---- DATA TO USE

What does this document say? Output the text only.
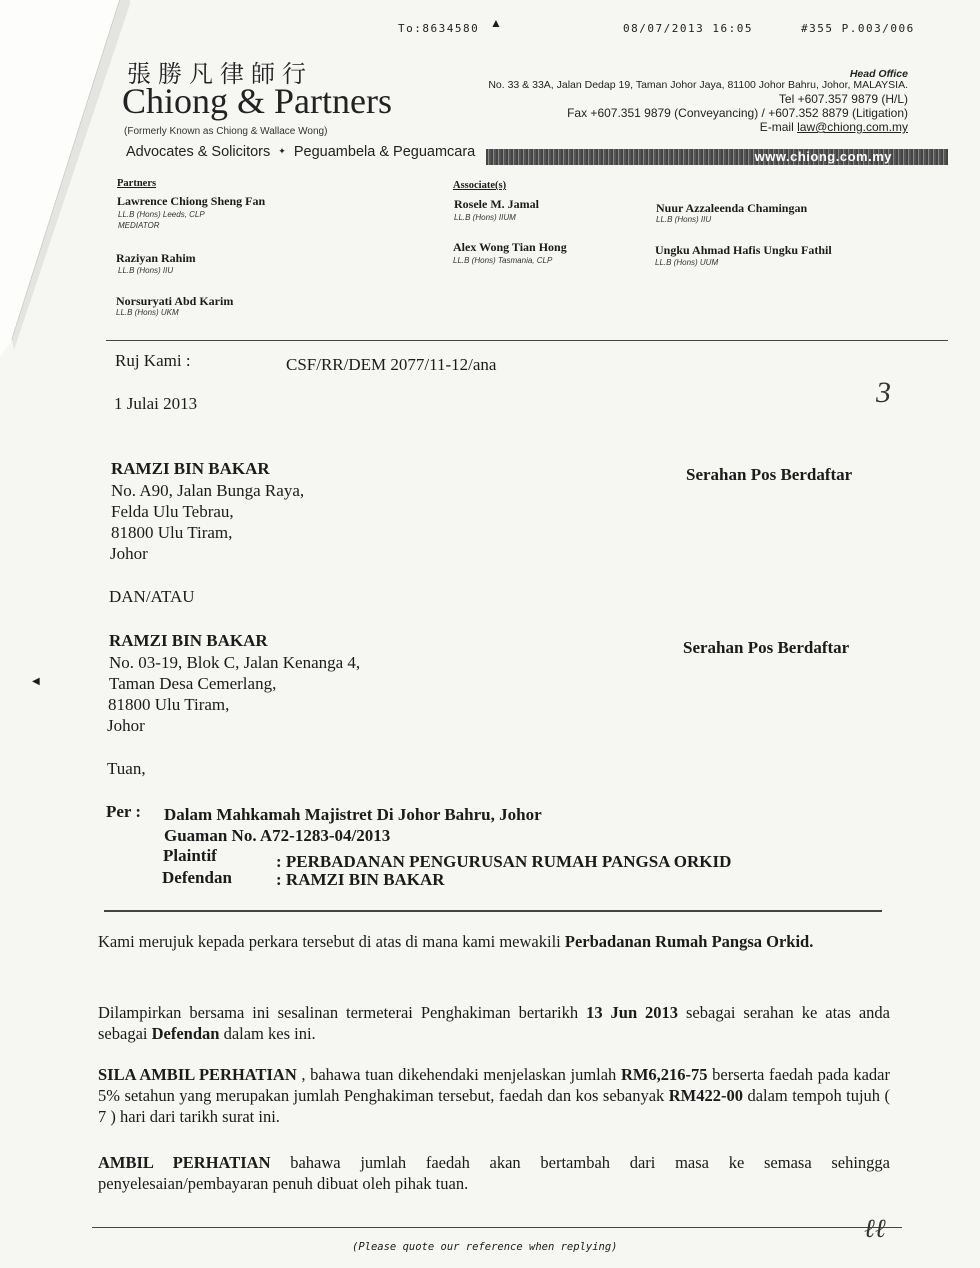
To:8634580 ▲	08/07/2013 16:05	#355 P.003/006
張勝凡律師行
Chiong & Partners
(Formerly Known as Chiong & Wallace Wong)
Advocates & Solicitors ✦ Peguambela & Peguamcara
Head Office
No. 33 & 33A, Jalan Dedap 19, Taman Johor Jaya, 81100 Johor Bahru, Johor, MALAYSIA.
Tel +607.357 9879 (H/L)
Fax +607.351 9879 (Conveyancing) / +607.352 8879 (Litigation)
E-mail law@chiong.com.my
www.chiong.com.my
Partners
Lawrence Chiong Sheng Fan
LL.B (Hons) Leeds, CLP
MEDIATOR
Raziyan Rahim
LL.B (Hons) IIU
Norsuryati Abd Karim
LL.B (Hons) UKM
Associate(s)
Rosele M. Jamal
LL.B (Hons) IIUM
Alex Wong Tian Hong
LL.B (Hons) Tasmania, CLP
Nuur Azzaleenda Chamingan
LL.B (Hons) IIU
Ungku Ahmad Hafis Ungku Fathil
LL.B (Hons) UUM
Ruj Kami :	CSF/RR/DEM 2077/11-12/ana
1 Julai 2013	3
RAMZI BIN BAKAR
No. A90, Jalan Bunga Raya,
Felda Ulu Tebrau,
81800 Ulu Tiram,
Johor
Serahan Pos Berdaftar
DAN/ATAU
RAMZI BIN BAKAR
No. 03-19, Blok C, Jalan Kenanga 4,
Taman Desa Cemerlang,
81800 Ulu Tiram,
Johor
Serahan Pos Berdaftar
◀
Tuan,
Per : Dalam Mahkamah Majistret Di Johor Bahru, Johor
Guaman No. A72-1283-04/2013
Plaintif	: PERBADANAN PENGURUSAN RUMAH PANGSA ORKID
Defendan	: RAMZI BIN BAKAR
Kami merujuk kepada perkara tersebut di atas di mana kami mewakili Perbadanan Rumah Pangsa Orkid.
Dilampirkan bersama ini sesalinan termeterai Penghakiman bertarikh 13 Jun 2013 sebagai serahan ke atas anda sebagai Defendan dalam kes ini.
SILA AMBIL PERHATIAN , bahawa tuan dikehendaki menjelaskan jumlah RM6,216-75 berserta faedah pada kadar 5% setahun yang merupakan jumlah Penghakiman tersebut, faedah dan kos sebanyak RM422-00 dalam tempoh tujuh ( 7 ) hari dari tarikh surat ini.
AMBIL PERHATIAN bahawa jumlah faedah akan bertambah dari masa ke semasa sehingga penyelesaian/pembayaran penuh dibuat oleh pihak tuan.
(Please quote our reference when replying)
ℓℓ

--------

> [SHORT TASK]
Excluding the pictures, reproduce every entry exactly as given.

> [SOLUTION]
What does this document say? Output the text only.
To:8634580 ▲	08/07/2013 16:05	#355 P.003/006
張勝凡律師行
Chiong & Partners
(Formerly Known as Chiong & Wallace Wong)
Advocates & Solicitors ✦ Peguambela & Peguamcara
Head Office
No. 33 & 33A, Jalan Dedap 19, Taman Johor Jaya, 81100 Johor Bahru, Johor, MALAYSIA.
Tel +607.357 9879 (H/L)
Fax +607.351 9879 (Conveyancing) / +607.352 8879 (Litigation)
E-mail law@chiong.com.my
www.chiong.com.my
Partners
Lawrence Chiong Sheng Fan
LL.B (Hons) Leeds, CLP
MEDIATOR
Raziyan Rahim
LL.B (Hons) IIU
Norsuryati Abd Karim
LL.B (Hons) UKM
Associate(s)
Rosele M. Jamal
LL.B (Hons) IIUM
Alex Wong Tian Hong
LL.B (Hons) Tasmania, CLP
Nuur Azzaleenda Chamingan
LL.B (Hons) IIU
Ungku Ahmad Hafis Ungku Fathil
LL.B (Hons) UUM
Ruj Kami :	CSF/RR/DEM 2077/11-12/ana
1 Julai 2013	3
RAMZI BIN BAKAR
No. A90, Jalan Bunga Raya,
Felda Ulu Tebrau,
81800 Ulu Tiram,
Johor
Serahan Pos Berdaftar
DAN/ATAU
RAMZI BIN BAKAR
No. 03-19, Blok C, Jalan Kenanga 4,
Taman Desa Cemerlang,
81800 Ulu Tiram,
Johor
Serahan Pos Berdaftar
◀
Tuan,
Per : Dalam Mahkamah Majistret Di Johor Bahru, Johor
Guaman No. A72-1283-04/2013
Plaintif	: PERBADANAN PENGURUSAN RUMAH PANGSA ORKID
Defendan	: RAMZI BIN BAKAR
Kami merujuk kepada perkara tersebut di atas di mana kami mewakili Perbadanan Rumah Pangsa Orkid.
Dilampirkan bersama ini sesalinan termeterai Penghakiman bertarikh 13 Jun 2013 sebagai serahan ke atas anda sebagai Defendan dalam kes ini.
SILA AMBIL PERHATIAN , bahawa tuan dikehendaki menjelaskan jumlah RM6,216-75 berserta faedah pada kadar 5% setahun yang merupakan jumlah Penghakiman tersebut, faedah dan kos sebanyak RM422-00 dalam tempoh tujuh ( 7 ) hari dari tarikh surat ini.
AMBIL PERHATIAN bahawa jumlah faedah akan bertambah dari masa ke semasa sehingga penyelesaian/pembayaran penuh dibuat oleh pihak tuan.
(Please quote our reference when replying)
ℓℓ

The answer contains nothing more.